>>>>>
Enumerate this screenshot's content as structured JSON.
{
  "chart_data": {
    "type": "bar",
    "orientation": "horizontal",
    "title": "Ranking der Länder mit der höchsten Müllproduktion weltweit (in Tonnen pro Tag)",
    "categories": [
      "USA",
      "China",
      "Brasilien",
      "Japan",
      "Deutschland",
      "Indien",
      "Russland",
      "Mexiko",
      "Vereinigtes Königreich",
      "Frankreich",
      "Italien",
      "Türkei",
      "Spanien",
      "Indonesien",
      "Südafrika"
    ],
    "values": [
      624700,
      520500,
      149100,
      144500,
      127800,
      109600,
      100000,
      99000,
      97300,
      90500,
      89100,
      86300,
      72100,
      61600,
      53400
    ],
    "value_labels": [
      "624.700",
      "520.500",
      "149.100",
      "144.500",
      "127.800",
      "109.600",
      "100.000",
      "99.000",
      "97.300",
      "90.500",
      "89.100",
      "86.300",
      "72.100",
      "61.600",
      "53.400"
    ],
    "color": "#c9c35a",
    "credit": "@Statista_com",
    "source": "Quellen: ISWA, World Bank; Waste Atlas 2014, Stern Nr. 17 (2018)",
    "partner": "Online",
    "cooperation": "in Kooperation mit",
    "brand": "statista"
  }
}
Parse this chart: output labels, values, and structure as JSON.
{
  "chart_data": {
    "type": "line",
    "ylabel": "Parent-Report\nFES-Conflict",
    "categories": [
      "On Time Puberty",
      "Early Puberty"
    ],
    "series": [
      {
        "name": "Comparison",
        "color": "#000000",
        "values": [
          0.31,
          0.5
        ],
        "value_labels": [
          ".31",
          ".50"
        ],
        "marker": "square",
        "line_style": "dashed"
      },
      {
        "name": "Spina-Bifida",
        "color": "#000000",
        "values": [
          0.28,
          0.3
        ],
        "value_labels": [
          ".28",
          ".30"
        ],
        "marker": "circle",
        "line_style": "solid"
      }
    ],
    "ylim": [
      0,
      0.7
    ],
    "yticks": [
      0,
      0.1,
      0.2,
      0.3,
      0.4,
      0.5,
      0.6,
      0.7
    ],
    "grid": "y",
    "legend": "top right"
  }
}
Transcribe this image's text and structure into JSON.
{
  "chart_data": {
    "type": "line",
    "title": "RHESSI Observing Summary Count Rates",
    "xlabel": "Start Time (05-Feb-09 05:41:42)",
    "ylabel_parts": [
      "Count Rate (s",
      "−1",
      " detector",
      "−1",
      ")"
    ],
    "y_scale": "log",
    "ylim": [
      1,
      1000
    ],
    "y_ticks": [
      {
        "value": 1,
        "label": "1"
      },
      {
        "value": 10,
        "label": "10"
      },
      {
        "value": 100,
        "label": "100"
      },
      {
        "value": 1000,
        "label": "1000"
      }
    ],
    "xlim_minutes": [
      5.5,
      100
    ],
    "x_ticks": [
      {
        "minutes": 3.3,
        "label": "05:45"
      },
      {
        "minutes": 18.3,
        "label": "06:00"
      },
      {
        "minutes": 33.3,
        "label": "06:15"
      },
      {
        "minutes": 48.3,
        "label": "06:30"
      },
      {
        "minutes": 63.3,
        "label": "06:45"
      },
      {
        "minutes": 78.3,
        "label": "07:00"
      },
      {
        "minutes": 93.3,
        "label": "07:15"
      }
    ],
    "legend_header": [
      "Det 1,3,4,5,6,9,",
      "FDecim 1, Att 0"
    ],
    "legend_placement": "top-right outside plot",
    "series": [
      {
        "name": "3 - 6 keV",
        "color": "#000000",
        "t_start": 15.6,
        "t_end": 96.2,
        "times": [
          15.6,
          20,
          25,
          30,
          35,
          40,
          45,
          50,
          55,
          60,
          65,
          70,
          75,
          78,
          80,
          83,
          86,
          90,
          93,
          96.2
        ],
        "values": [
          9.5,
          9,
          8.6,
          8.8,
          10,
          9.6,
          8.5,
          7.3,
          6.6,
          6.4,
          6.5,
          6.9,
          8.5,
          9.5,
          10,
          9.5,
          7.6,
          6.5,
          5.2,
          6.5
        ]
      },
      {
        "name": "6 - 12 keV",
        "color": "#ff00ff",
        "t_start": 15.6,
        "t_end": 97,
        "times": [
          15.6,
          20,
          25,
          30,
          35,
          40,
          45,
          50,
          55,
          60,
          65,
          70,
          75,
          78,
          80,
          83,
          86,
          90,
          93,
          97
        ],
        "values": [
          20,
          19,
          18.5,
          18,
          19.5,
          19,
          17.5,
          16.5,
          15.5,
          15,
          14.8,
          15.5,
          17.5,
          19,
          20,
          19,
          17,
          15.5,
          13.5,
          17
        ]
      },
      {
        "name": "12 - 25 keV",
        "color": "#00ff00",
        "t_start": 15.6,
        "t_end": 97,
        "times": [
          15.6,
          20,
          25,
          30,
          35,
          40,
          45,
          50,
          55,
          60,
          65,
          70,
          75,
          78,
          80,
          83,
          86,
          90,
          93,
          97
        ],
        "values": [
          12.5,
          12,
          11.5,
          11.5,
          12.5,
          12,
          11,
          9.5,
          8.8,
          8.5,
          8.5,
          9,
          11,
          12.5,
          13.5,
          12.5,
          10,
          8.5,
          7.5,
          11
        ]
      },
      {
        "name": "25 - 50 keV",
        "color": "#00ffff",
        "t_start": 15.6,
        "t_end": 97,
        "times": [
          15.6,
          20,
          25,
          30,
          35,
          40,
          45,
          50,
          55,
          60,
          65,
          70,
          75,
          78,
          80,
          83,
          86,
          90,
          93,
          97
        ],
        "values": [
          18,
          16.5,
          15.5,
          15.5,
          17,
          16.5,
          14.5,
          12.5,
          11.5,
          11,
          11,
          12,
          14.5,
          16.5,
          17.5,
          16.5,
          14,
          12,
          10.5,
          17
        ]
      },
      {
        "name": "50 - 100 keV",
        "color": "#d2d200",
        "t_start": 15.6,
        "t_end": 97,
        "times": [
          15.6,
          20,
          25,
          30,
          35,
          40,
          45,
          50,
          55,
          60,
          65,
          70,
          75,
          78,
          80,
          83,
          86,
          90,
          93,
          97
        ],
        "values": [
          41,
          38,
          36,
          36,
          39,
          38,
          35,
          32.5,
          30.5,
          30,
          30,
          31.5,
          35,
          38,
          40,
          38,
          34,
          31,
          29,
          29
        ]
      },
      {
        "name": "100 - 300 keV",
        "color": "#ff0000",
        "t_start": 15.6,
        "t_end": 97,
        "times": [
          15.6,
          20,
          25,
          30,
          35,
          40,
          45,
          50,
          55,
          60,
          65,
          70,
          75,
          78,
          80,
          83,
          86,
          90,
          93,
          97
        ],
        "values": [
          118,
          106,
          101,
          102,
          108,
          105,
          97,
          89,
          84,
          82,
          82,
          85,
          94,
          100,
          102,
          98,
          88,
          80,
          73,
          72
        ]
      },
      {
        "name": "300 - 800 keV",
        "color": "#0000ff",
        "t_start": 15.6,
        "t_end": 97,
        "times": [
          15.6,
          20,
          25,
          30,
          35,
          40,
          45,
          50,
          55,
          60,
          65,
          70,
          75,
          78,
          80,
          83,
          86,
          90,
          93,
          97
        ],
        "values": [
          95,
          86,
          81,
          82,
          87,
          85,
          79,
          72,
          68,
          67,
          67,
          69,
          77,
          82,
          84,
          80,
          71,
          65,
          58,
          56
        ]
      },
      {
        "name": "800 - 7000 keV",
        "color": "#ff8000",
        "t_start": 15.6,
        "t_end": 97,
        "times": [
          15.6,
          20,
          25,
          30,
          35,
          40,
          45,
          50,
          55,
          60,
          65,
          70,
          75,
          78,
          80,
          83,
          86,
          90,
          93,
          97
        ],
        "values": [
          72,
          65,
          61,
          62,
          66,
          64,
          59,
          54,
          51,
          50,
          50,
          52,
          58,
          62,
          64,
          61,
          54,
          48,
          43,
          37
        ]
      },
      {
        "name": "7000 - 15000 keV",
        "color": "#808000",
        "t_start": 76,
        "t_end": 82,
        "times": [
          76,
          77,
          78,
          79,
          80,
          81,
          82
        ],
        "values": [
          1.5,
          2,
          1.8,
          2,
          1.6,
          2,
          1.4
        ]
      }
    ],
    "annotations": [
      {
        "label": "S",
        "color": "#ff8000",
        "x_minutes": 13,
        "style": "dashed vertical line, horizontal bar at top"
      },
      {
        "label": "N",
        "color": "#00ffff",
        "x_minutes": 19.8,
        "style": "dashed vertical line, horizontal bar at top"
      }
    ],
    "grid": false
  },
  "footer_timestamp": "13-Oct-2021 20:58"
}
<<<<<
Given exercise –
Keep only those lines of the records that hold "JSON", and return them.

Reply –
Enumerate this screenshot's content as structured JSON.
Parse this chart: output labels, values, and structure as JSON.
Transcribe this image's text and structure into JSON.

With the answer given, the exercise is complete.